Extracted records
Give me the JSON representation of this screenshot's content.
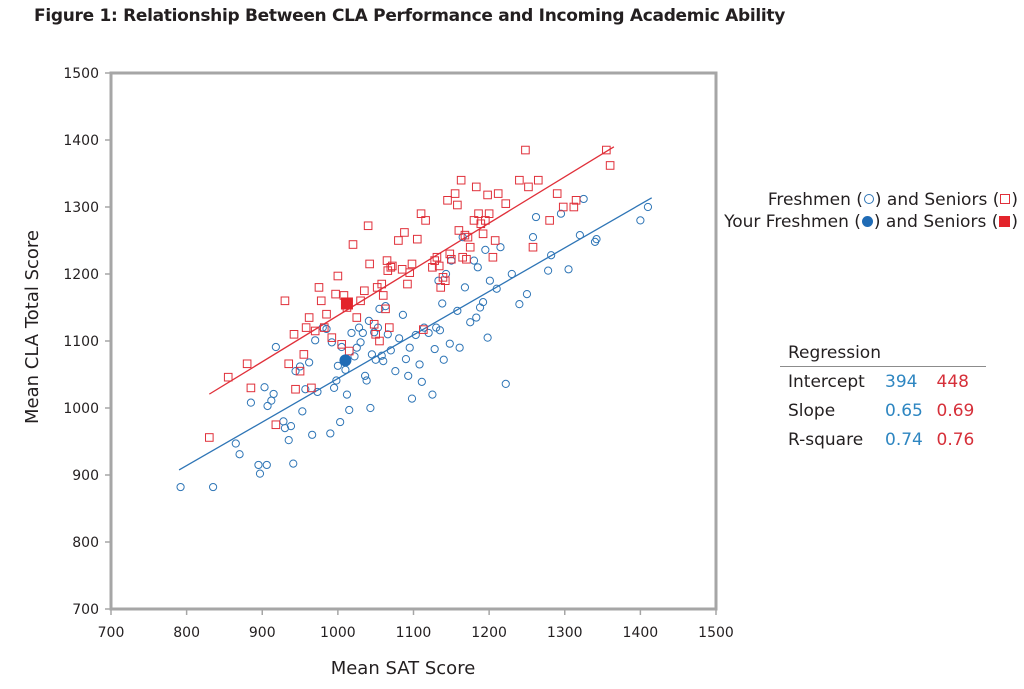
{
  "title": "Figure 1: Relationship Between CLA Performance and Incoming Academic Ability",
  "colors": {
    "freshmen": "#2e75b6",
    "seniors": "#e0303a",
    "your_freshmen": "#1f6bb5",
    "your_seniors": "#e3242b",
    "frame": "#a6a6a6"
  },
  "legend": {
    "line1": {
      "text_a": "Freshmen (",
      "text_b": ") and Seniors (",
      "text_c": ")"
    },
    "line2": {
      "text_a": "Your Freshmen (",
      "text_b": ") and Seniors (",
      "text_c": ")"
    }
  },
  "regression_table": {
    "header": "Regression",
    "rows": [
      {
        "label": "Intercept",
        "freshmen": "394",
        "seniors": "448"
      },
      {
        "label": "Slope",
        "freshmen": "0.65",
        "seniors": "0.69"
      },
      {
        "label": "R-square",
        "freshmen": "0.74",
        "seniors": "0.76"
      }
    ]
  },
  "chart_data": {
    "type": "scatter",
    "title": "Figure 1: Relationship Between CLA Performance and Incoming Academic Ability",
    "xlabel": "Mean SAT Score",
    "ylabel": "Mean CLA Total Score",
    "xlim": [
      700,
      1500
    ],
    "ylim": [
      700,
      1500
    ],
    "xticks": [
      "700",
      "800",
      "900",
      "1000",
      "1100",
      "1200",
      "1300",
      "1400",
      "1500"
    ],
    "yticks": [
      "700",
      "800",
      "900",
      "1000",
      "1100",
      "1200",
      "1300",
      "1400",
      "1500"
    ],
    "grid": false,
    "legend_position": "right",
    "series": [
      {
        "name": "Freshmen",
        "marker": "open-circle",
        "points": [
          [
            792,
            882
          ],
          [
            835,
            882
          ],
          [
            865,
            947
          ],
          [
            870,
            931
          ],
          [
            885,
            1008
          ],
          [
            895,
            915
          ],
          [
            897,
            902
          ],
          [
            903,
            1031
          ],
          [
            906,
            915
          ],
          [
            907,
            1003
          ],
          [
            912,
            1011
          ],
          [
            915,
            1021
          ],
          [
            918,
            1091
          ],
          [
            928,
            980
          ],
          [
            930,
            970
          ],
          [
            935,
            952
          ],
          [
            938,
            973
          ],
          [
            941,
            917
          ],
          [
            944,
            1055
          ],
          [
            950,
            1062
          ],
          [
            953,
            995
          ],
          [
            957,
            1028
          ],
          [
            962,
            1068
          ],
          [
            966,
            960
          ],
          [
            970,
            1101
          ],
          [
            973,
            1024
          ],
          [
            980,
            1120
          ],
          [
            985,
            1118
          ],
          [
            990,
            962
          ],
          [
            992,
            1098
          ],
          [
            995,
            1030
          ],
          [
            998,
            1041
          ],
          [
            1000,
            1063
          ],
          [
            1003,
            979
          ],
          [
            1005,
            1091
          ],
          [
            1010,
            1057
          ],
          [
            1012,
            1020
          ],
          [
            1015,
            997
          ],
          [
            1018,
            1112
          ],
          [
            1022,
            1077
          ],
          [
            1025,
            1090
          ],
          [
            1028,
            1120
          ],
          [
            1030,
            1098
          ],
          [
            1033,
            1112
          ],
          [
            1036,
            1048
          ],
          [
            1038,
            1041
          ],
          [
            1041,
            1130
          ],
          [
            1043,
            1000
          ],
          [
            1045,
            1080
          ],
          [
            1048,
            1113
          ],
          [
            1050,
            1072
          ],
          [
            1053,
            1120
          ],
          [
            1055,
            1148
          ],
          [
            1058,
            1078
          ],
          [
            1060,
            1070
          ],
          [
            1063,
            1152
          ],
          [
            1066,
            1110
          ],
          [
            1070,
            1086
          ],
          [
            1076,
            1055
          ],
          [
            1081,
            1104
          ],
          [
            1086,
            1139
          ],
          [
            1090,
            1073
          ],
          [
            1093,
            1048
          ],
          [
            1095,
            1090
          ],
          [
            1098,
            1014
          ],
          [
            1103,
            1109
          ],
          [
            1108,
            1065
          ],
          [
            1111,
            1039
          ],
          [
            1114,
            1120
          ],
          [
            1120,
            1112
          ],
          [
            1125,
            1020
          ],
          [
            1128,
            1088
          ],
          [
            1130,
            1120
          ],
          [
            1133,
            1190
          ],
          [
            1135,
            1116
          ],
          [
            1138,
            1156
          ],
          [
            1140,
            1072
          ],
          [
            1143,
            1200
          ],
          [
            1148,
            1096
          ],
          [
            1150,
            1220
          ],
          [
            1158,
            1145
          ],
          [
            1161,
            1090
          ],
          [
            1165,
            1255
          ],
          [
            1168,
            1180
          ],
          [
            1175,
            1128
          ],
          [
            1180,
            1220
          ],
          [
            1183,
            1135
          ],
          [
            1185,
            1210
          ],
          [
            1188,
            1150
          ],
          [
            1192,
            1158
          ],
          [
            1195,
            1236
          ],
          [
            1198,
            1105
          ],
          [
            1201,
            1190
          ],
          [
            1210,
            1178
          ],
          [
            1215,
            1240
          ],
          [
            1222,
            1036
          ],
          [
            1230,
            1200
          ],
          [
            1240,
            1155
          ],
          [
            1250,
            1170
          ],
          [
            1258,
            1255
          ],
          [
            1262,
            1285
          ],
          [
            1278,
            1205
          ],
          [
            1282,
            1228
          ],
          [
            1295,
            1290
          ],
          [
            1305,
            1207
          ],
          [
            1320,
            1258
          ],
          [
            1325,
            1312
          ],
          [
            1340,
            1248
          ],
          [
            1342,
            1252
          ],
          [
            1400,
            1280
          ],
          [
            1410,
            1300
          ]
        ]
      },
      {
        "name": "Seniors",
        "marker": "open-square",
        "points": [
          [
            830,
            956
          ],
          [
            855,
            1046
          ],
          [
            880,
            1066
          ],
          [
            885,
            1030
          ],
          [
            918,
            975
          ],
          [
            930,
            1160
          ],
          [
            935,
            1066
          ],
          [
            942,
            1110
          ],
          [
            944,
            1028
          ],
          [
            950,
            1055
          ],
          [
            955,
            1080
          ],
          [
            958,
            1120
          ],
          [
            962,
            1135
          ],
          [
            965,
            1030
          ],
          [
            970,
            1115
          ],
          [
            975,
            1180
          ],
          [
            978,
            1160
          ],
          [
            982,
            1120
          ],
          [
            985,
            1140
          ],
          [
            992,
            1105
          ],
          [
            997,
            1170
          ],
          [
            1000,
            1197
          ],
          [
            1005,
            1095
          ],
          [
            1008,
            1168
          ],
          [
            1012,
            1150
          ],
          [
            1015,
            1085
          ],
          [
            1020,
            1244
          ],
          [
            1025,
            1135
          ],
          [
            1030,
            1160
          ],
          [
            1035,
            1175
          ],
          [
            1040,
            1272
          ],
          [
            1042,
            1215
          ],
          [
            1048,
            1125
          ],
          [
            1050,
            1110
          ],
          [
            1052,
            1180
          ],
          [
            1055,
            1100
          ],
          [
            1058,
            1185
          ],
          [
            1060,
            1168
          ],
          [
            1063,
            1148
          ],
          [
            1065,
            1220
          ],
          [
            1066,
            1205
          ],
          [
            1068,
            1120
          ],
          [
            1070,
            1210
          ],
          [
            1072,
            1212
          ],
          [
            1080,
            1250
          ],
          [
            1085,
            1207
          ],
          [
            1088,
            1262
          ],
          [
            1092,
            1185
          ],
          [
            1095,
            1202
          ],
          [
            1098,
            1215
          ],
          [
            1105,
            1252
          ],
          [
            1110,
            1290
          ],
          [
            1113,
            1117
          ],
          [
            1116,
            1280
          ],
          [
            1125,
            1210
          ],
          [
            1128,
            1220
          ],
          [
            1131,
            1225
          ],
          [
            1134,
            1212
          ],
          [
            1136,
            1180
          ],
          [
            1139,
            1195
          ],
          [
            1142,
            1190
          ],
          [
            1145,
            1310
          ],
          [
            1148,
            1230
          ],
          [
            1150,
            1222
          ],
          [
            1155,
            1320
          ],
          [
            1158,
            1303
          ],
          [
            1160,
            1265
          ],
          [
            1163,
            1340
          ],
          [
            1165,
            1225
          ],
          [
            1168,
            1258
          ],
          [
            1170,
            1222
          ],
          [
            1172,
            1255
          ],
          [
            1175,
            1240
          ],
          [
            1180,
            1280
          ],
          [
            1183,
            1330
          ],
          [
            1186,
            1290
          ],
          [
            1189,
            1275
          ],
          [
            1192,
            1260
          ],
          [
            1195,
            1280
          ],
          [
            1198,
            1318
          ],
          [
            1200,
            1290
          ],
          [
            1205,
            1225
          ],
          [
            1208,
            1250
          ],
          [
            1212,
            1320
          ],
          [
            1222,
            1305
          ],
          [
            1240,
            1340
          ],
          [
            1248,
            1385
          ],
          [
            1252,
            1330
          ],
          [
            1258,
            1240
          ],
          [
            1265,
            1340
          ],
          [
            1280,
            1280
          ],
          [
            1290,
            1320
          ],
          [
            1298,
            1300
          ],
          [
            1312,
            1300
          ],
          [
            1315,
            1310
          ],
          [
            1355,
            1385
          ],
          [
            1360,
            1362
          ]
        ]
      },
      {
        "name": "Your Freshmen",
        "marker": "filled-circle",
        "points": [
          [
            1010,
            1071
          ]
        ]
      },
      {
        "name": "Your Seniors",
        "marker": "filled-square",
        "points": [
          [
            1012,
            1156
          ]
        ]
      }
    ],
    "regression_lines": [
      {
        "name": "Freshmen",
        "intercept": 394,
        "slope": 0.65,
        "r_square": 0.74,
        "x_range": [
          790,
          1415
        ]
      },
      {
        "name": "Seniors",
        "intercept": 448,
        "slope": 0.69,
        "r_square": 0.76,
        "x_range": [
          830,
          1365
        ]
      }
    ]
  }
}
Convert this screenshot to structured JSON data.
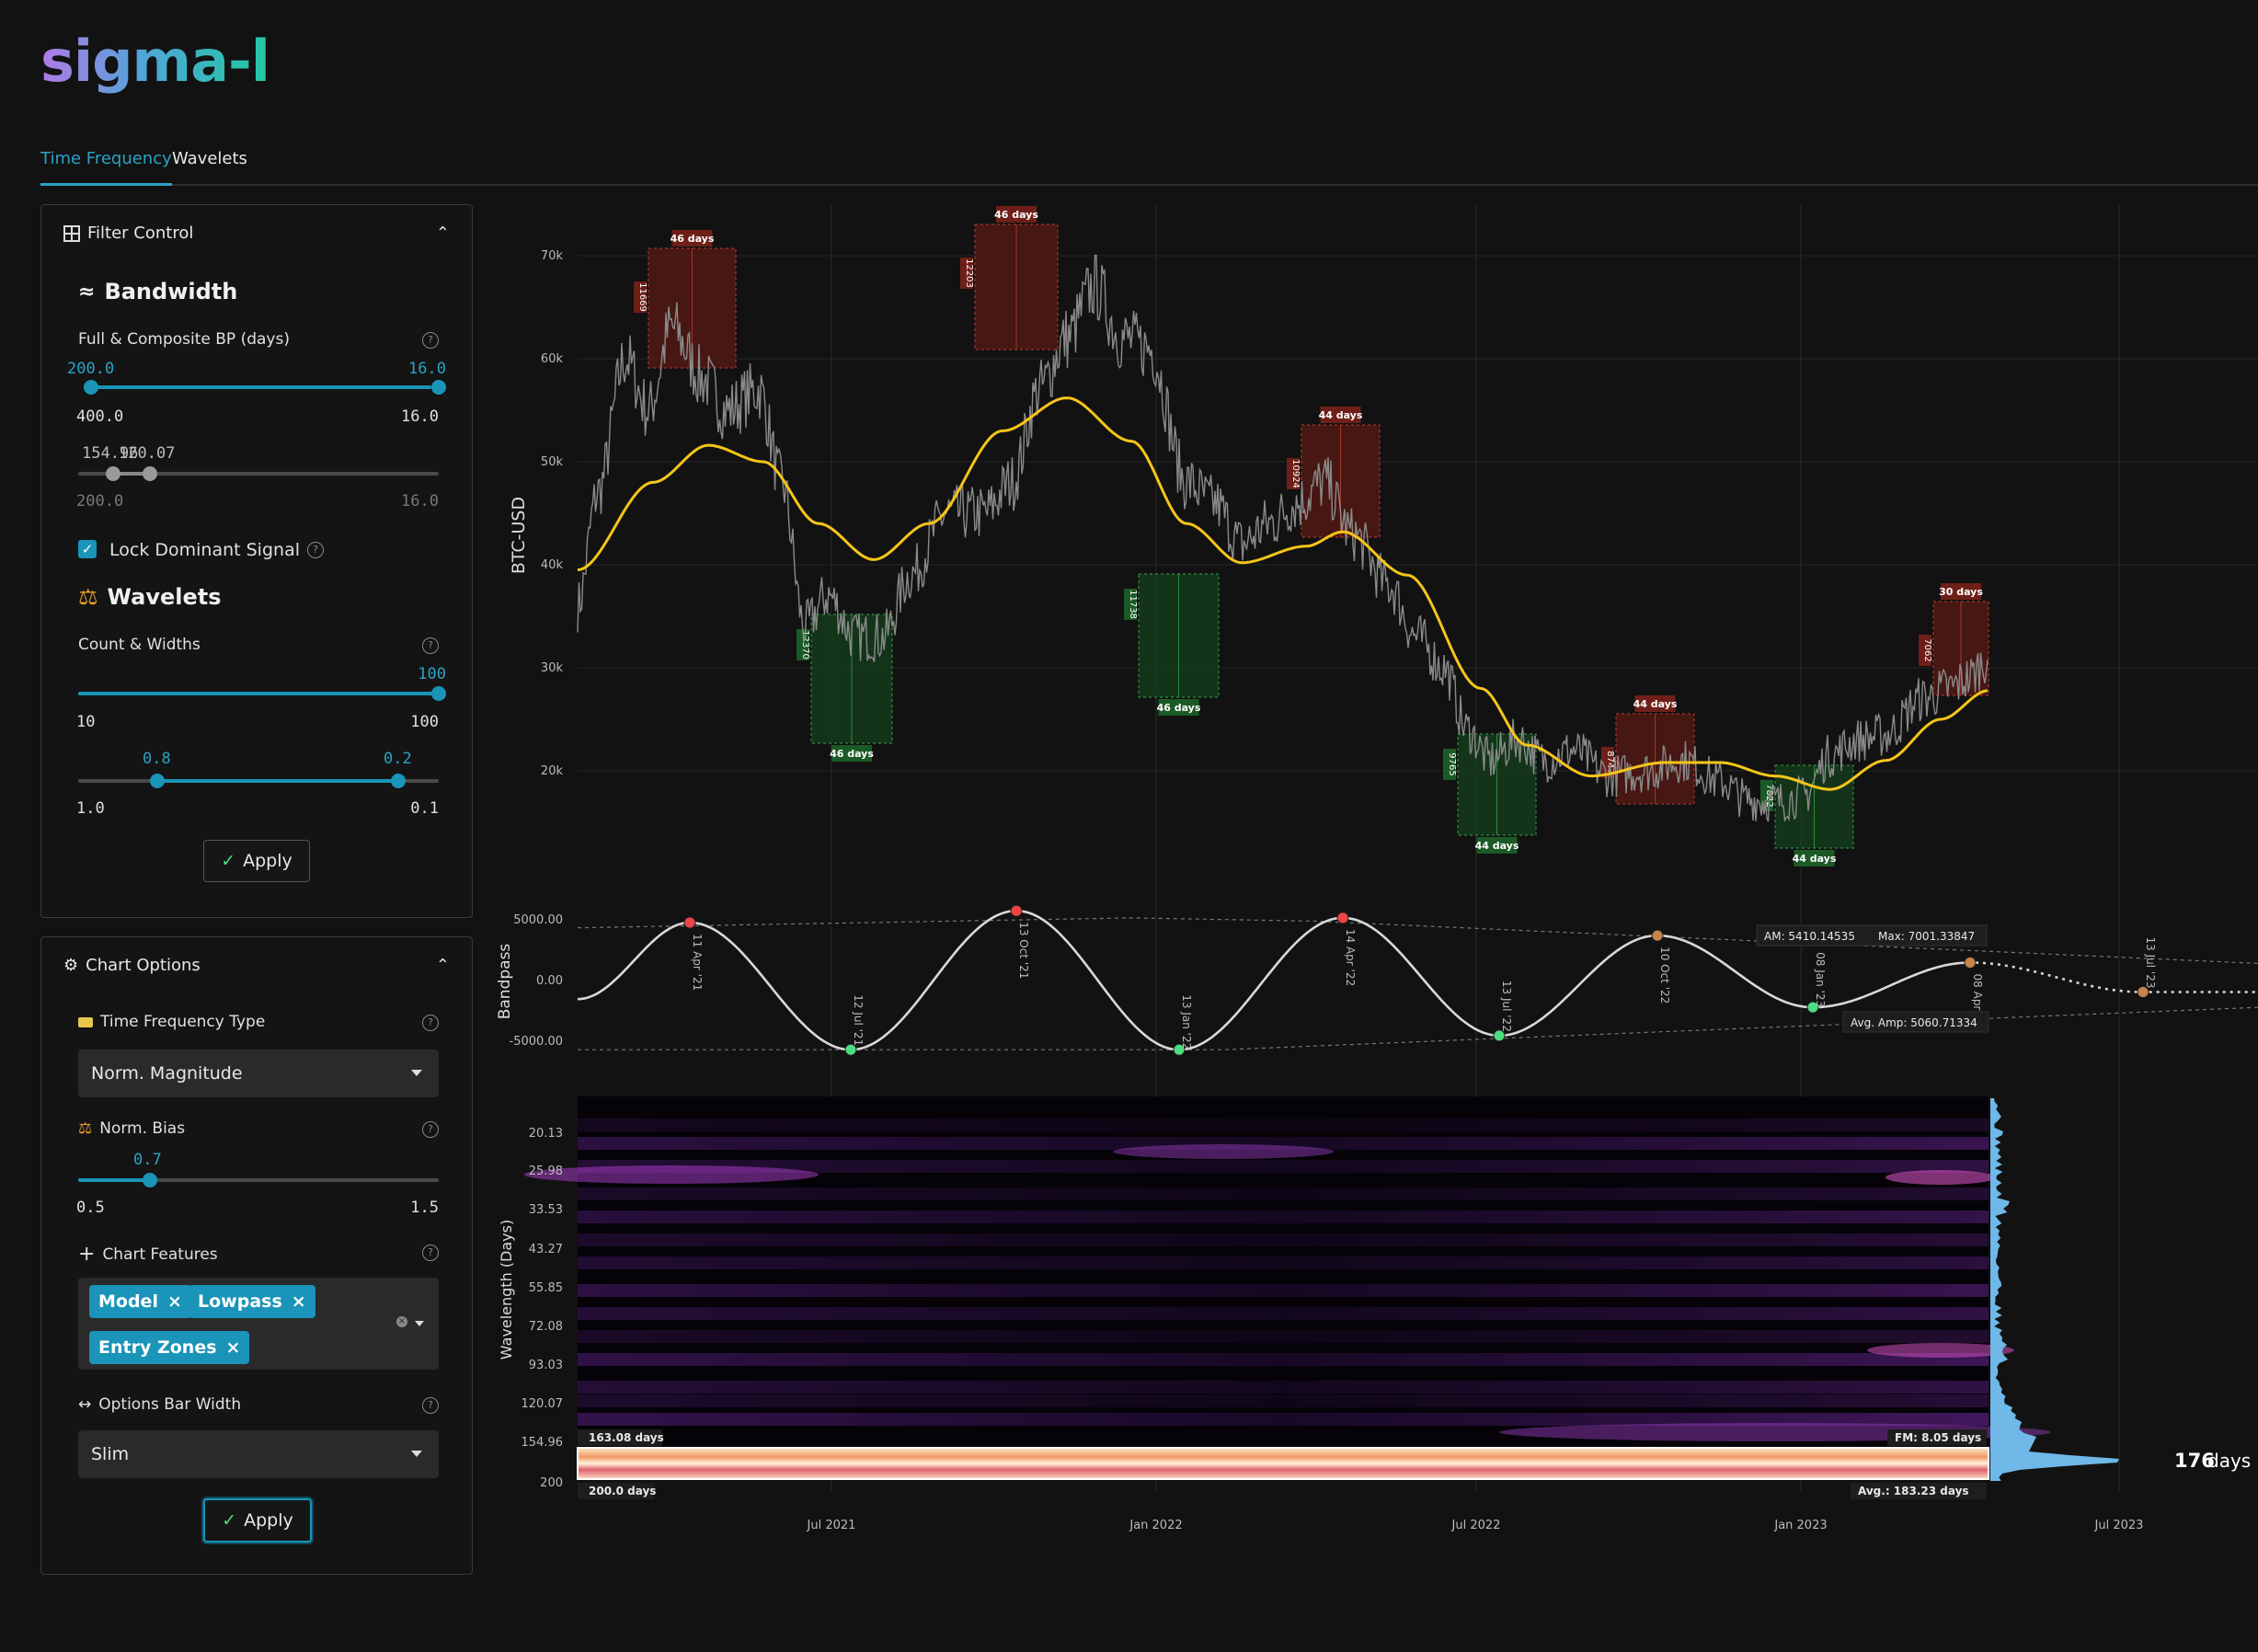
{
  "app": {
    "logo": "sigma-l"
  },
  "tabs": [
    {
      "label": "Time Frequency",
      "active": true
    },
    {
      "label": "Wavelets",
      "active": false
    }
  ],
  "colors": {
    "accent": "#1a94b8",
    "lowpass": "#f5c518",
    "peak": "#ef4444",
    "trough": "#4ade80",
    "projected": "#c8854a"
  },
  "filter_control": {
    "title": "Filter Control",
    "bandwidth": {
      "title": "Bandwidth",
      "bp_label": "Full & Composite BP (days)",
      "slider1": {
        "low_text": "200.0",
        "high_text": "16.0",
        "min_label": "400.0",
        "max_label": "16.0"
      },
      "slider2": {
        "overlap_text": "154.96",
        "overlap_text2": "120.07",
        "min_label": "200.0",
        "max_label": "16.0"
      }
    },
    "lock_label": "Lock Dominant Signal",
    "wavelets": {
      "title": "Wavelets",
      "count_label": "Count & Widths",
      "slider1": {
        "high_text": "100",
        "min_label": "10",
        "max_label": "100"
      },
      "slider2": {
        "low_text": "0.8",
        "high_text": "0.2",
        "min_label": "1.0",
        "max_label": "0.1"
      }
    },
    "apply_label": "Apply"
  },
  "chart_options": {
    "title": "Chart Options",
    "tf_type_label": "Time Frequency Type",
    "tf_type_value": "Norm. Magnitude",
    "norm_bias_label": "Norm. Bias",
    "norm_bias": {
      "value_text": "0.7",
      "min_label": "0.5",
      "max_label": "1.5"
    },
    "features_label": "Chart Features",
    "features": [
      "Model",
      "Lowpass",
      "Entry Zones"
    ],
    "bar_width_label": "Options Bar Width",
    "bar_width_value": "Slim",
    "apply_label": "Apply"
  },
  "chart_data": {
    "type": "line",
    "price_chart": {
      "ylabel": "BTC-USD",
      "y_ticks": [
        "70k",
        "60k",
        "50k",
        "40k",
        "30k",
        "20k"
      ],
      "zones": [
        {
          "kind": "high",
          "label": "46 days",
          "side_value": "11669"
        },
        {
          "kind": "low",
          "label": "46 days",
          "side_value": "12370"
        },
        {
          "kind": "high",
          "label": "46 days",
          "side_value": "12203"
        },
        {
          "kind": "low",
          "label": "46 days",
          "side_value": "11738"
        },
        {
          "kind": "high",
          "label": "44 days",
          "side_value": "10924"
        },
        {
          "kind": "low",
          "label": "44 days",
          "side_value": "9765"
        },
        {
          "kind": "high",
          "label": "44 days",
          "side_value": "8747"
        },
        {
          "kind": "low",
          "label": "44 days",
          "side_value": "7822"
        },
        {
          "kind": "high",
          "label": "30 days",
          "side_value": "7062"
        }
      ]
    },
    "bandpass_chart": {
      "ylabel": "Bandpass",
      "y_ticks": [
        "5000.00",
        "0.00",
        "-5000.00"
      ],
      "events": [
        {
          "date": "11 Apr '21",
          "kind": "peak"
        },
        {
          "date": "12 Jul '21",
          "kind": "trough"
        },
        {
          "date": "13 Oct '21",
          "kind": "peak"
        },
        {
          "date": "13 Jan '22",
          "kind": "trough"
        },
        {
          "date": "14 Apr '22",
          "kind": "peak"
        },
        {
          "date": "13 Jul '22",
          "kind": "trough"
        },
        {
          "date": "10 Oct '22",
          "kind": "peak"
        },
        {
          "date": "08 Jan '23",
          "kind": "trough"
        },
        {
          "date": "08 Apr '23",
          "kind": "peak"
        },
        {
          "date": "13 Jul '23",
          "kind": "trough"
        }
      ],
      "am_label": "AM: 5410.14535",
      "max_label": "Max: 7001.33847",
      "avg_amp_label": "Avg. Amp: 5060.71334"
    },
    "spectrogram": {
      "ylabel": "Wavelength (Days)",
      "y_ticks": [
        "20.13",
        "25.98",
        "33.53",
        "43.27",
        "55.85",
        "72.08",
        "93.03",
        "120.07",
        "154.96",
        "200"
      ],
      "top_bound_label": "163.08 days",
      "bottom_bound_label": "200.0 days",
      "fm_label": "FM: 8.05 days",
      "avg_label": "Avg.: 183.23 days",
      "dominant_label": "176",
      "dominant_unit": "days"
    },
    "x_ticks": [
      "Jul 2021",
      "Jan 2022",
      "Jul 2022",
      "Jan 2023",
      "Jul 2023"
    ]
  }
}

# Requirements
Gather all the lines that include the word "ylabel" and copy them out.

# Solution below
    "ylabel": "Mean CLA Total Score",
      "ylabel": "BTC-USD",
      "ylabel": "Bandpass",
      "ylabel": "Wavelength (Days)",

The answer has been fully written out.